[Raw records]
<<<<
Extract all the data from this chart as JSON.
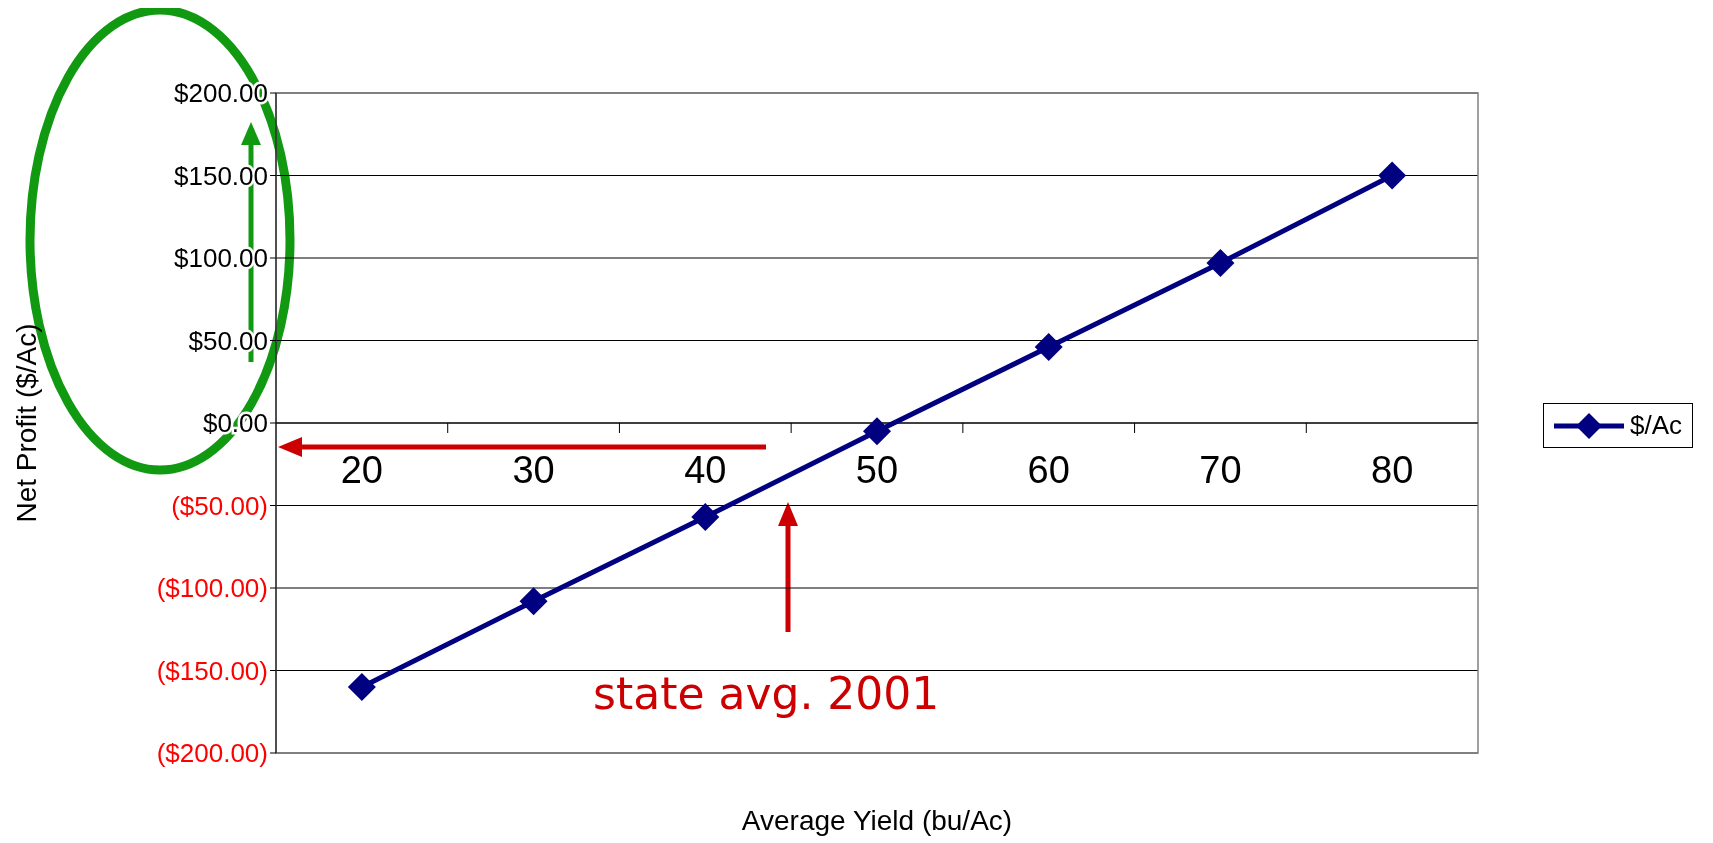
{
  "chart_data": {
    "type": "line",
    "xlabel": "Average Yield (bu/Ac)",
    "ylabel": "Net Profit ($/Ac)",
    "categories": [
      "20",
      "30",
      "40",
      "50",
      "60",
      "70",
      "80"
    ],
    "series": [
      {
        "name": "$/Ac",
        "color": "#000080",
        "values": [
          -160,
          -108,
          -57,
          -5,
          46,
          97,
          150
        ]
      }
    ],
    "ylim": [
      -200,
      200
    ],
    "yticks": [
      {
        "value": -200,
        "label": "($200.00)"
      },
      {
        "value": -150,
        "label": "($150.00)"
      },
      {
        "value": -100,
        "label": "($100.00)"
      },
      {
        "value": -50,
        "label": "($50.00)"
      },
      {
        "value": 0,
        "label": "$0.00"
      },
      {
        "value": 50,
        "label": "$50.00"
      },
      {
        "value": 100,
        "label": "$100.00"
      },
      {
        "value": 150,
        "label": "$150.00"
      },
      {
        "value": 200,
        "label": "$200.00"
      }
    ],
    "grid": "y",
    "legend": "right",
    "marker": "diamond",
    "line_style": "solid",
    "annotations": [
      "state avg. 2001"
    ]
  }
}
>>>>
◆ Work instructions
Copy out each line exactly, without the pictures.

◆ Final answer
Extract all the data from this chart as JSON.
{
  "chart_data": {
    "type": "line",
    "xlabel": "Average Yield (bu/Ac)",
    "ylabel": "Net Profit ($/Ac)",
    "categories": [
      "20",
      "30",
      "40",
      "50",
      "60",
      "70",
      "80"
    ],
    "series": [
      {
        "name": "$/Ac",
        "color": "#000080",
        "values": [
          -160,
          -108,
          -57,
          -5,
          46,
          97,
          150
        ]
      }
    ],
    "ylim": [
      -200,
      200
    ],
    "yticks": [
      {
        "value": -200,
        "label": "($200.00)"
      },
      {
        "value": -150,
        "label": "($150.00)"
      },
      {
        "value": -100,
        "label": "($100.00)"
      },
      {
        "value": -50,
        "label": "($50.00)"
      },
      {
        "value": 0,
        "label": "$0.00"
      },
      {
        "value": 50,
        "label": "$50.00"
      },
      {
        "value": 100,
        "label": "$100.00"
      },
      {
        "value": 150,
        "label": "$150.00"
      },
      {
        "value": 200,
        "label": "$200.00"
      }
    ],
    "grid": "y",
    "legend": "right",
    "marker": "diamond",
    "line_style": "solid",
    "annotations": [
      "state avg. 2001"
    ]
  }
}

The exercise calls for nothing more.